[THE REQUEST]: Copy the records below with each "data-cluster-blob" changed to "point-cluster" and nothing else altered. Leave out the pictures.

[PROVIDED DATA]:
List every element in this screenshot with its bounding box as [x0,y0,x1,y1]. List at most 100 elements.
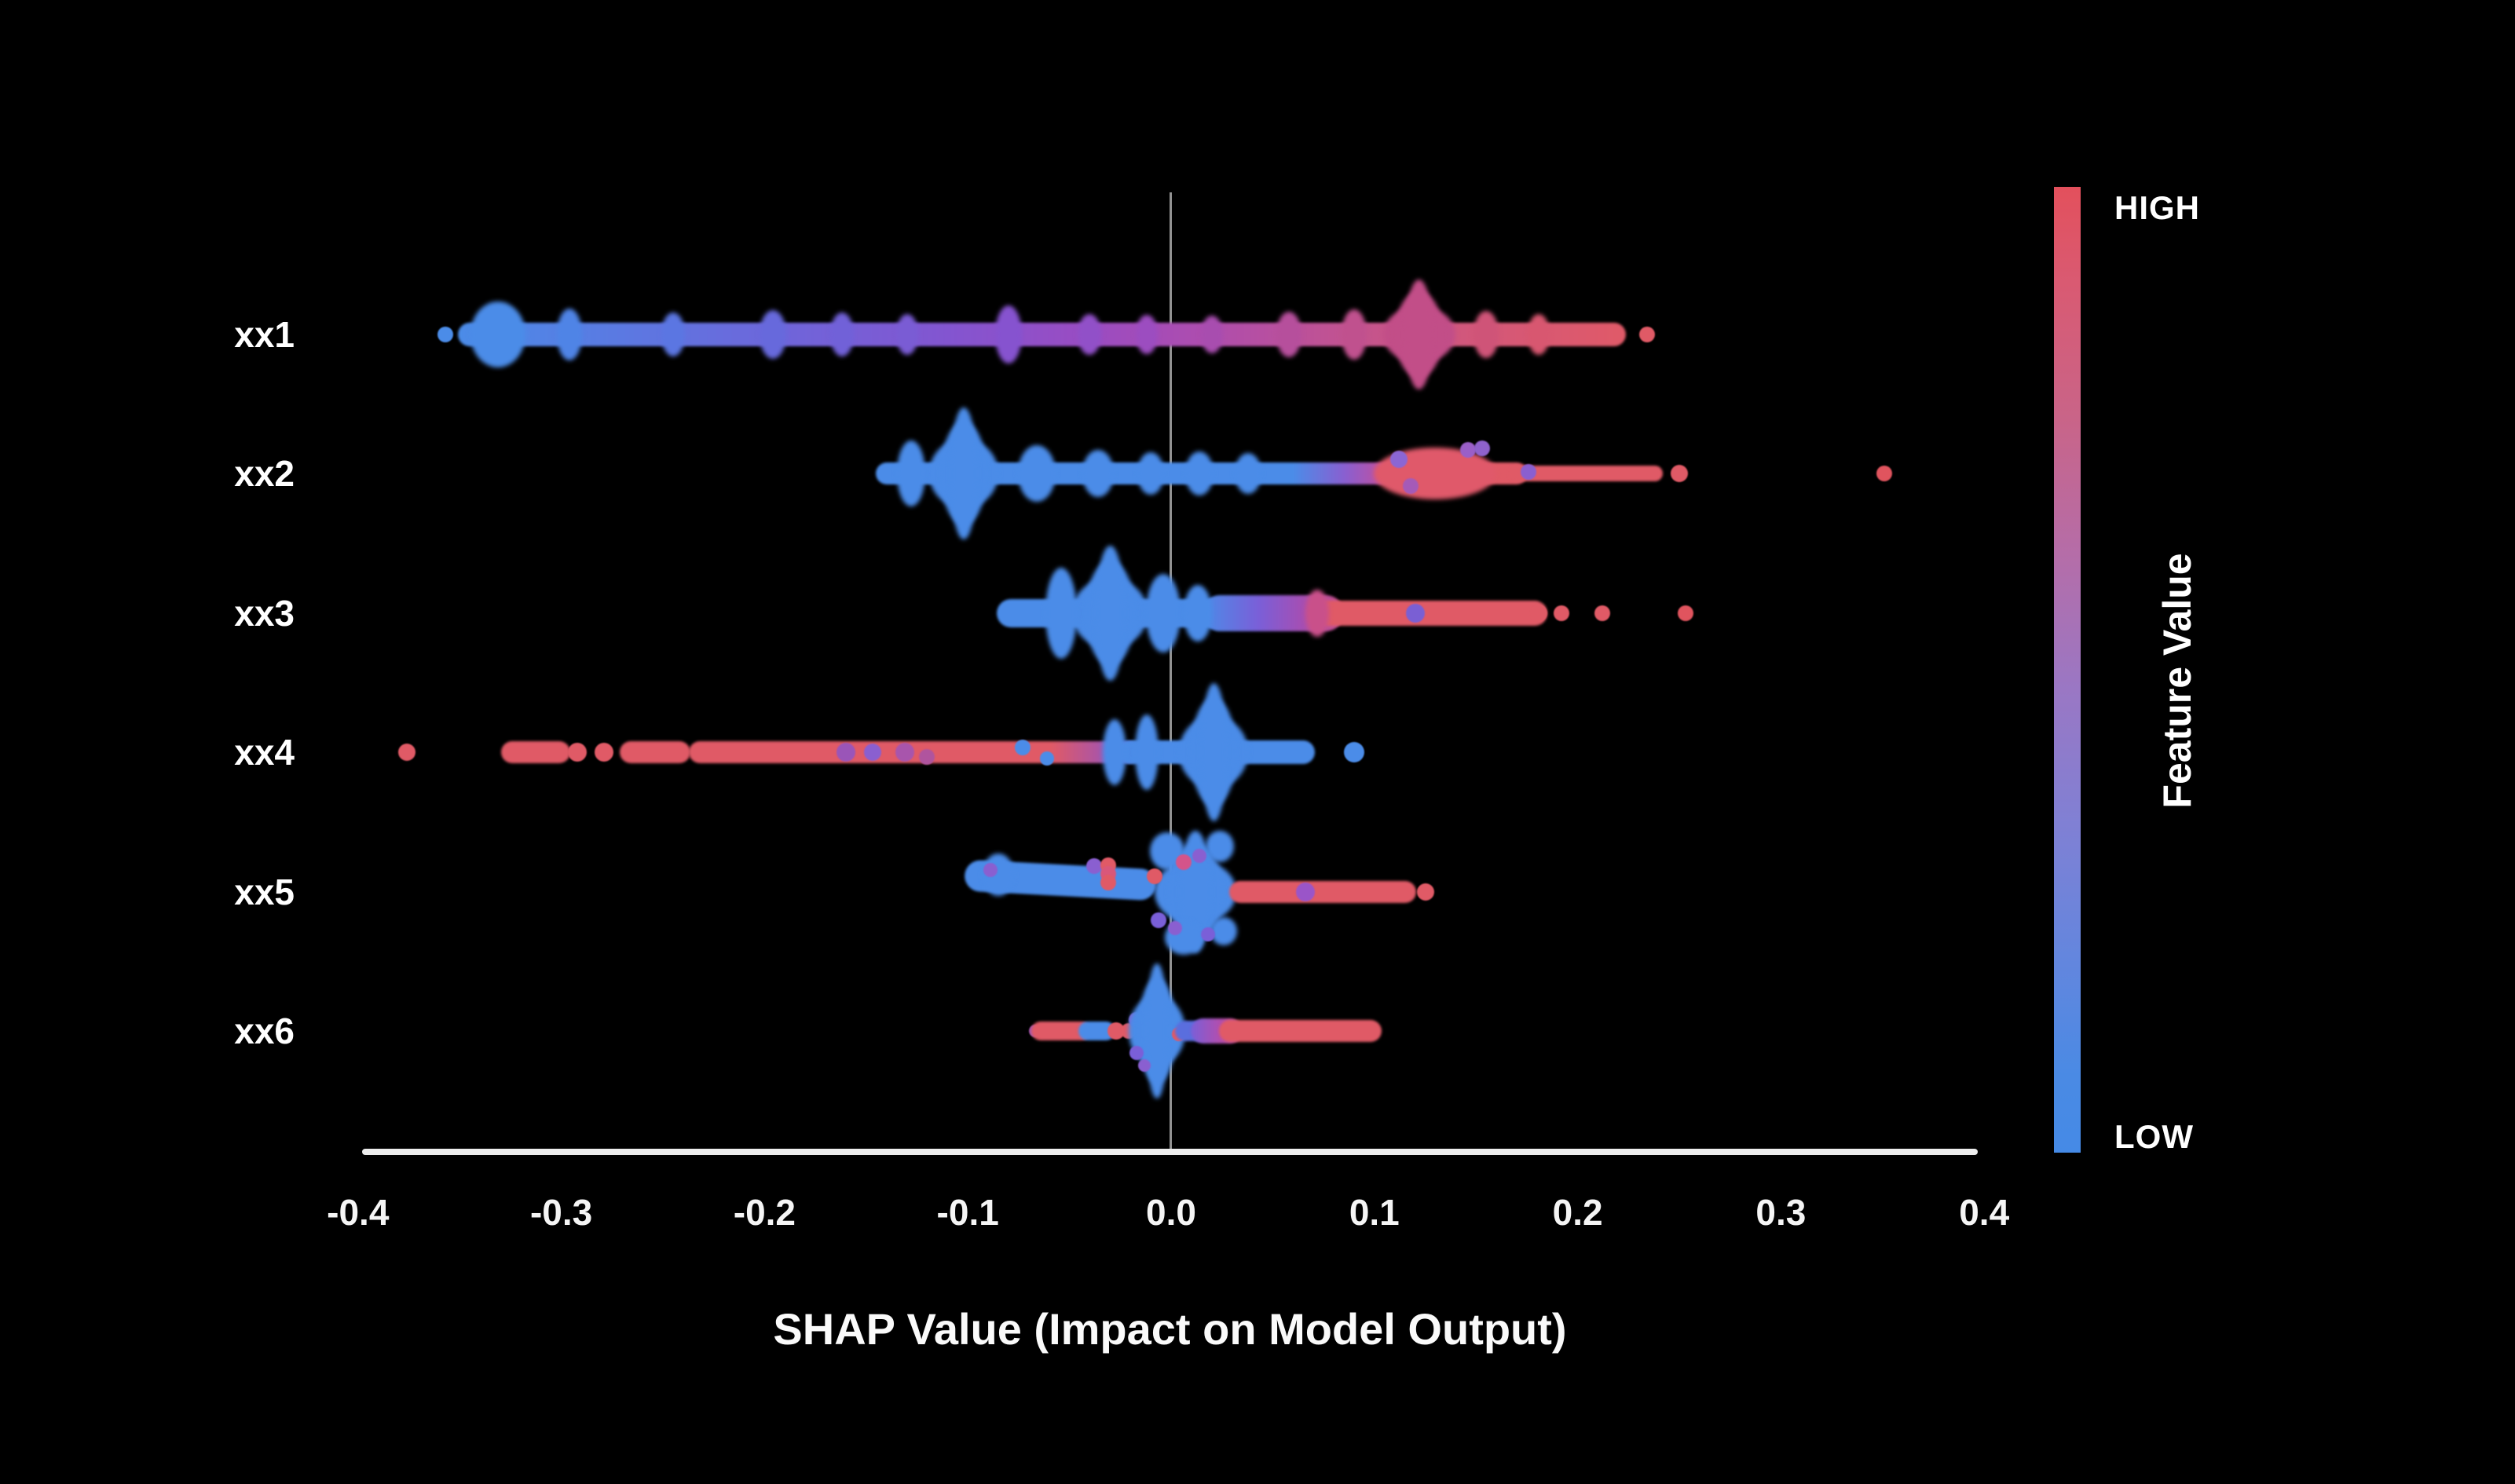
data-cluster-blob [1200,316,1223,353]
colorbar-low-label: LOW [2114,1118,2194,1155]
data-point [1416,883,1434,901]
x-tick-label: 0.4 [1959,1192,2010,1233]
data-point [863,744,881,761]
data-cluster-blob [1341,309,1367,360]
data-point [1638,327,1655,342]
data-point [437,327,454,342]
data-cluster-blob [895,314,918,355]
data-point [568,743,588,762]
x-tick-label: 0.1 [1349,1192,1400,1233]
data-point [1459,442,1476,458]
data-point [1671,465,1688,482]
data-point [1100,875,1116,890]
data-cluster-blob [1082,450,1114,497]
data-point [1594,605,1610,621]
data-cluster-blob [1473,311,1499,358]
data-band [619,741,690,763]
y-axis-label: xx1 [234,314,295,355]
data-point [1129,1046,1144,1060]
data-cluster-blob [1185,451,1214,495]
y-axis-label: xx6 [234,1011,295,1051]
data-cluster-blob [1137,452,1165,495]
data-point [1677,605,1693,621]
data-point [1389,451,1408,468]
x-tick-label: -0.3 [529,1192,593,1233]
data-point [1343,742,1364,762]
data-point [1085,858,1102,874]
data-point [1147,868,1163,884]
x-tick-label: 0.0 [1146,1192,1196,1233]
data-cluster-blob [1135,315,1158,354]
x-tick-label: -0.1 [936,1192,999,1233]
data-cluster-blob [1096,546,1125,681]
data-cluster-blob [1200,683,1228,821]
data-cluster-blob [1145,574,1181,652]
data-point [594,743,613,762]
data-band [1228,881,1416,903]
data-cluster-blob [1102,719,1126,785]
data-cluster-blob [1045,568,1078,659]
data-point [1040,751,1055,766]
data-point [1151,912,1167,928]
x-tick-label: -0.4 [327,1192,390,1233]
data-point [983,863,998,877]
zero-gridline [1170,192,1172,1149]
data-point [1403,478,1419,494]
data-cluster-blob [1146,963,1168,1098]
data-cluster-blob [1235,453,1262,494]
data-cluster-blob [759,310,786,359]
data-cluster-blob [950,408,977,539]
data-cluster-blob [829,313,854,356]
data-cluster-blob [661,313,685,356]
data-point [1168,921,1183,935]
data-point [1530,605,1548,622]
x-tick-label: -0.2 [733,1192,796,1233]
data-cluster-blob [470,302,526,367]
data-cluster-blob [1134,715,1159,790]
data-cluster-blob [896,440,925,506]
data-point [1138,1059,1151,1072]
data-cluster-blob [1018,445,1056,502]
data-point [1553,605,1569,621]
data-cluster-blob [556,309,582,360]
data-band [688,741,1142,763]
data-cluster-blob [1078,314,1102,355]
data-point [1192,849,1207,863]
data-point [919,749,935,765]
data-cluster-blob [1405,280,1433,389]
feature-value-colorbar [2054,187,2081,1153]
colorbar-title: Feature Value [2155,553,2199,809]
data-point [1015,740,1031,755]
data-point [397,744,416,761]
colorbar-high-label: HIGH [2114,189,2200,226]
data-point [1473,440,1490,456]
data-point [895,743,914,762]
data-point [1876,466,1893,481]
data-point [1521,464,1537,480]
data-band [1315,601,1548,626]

[EXPECTED ANSWER]:
List every element in this screenshot with its bounding box as [x0,y0,x1,y1]. List at most 100 elements.
point-cluster [1200,316,1223,353]
colorbar-low-label: LOW [2114,1118,2194,1155]
data-point [1416,883,1434,901]
x-tick-label: 0.4 [1959,1192,2010,1233]
data-point [863,744,881,761]
point-cluster [1341,309,1367,360]
data-point [1638,327,1655,342]
data-point [437,327,454,342]
point-cluster [895,314,918,355]
data-point [568,743,588,762]
x-tick-label: 0.1 [1349,1192,1400,1233]
data-point [1459,442,1476,458]
data-point [1671,465,1688,482]
data-point [1100,875,1116,890]
point-cluster [1082,450,1114,497]
data-point [1594,605,1610,621]
point-cluster [1473,311,1499,358]
data-band [619,741,690,763]
y-axis-label: xx1 [234,314,295,355]
data-point [1129,1046,1144,1060]
point-cluster [1185,451,1214,495]
y-axis-label: xx6 [234,1011,295,1051]
point-cluster [1137,452,1165,495]
data-point [1677,605,1693,621]
data-point [1389,451,1408,468]
x-tick-label: -0.3 [529,1192,593,1233]
data-point [1343,742,1364,762]
data-point [1085,858,1102,874]
data-point [1147,868,1163,884]
x-tick-label: 0.0 [1146,1192,1196,1233]
point-cluster [1135,315,1158,354]
x-tick-label: -0.1 [936,1192,999,1233]
point-cluster [1096,546,1125,681]
point-cluster [1200,683,1228,821]
point-cluster [1145,574,1181,652]
data-point [594,743,613,762]
data-band [1228,881,1416,903]
point-cluster [1102,719,1126,785]
point-cluster [1045,568,1078,659]
data-point [1040,751,1055,766]
data-point [1151,912,1167,928]
x-tick-label: -0.4 [327,1192,390,1233]
data-point [983,863,998,877]
zero-gridline [1170,192,1172,1149]
data-point [1403,478,1419,494]
point-cluster [1146,963,1168,1098]
point-cluster [1235,453,1262,494]
point-cluster [759,310,786,359]
point-cluster [950,408,977,539]
point-cluster [829,313,854,356]
point-cluster [661,313,685,356]
data-point [1168,921,1183,935]
data-point [1530,605,1548,622]
x-tick-label: -0.2 [733,1192,796,1233]
point-cluster [470,302,526,367]
point-cluster [1134,715,1159,790]
point-cluster [896,440,925,506]
data-point [1138,1059,1151,1072]
point-cluster [1018,445,1056,502]
data-point [1553,605,1569,621]
point-cluster [556,309,582,360]
data-band [688,741,1142,763]
point-cluster [1078,314,1102,355]
data-point [1192,849,1207,863]
data-point [919,749,935,765]
point-cluster [1405,280,1433,389]
feature-value-colorbar [2054,187,2081,1153]
colorbar-title: Feature Value [2155,553,2199,809]
data-point [1015,740,1031,755]
data-point [397,744,416,761]
colorbar-high-label: HIGH [2114,189,2200,226]
data-point [1473,440,1490,456]
data-point [895,743,914,762]
data-point [1876,466,1893,481]
data-point [1521,464,1537,480]
data-band [1315,601,1548,626]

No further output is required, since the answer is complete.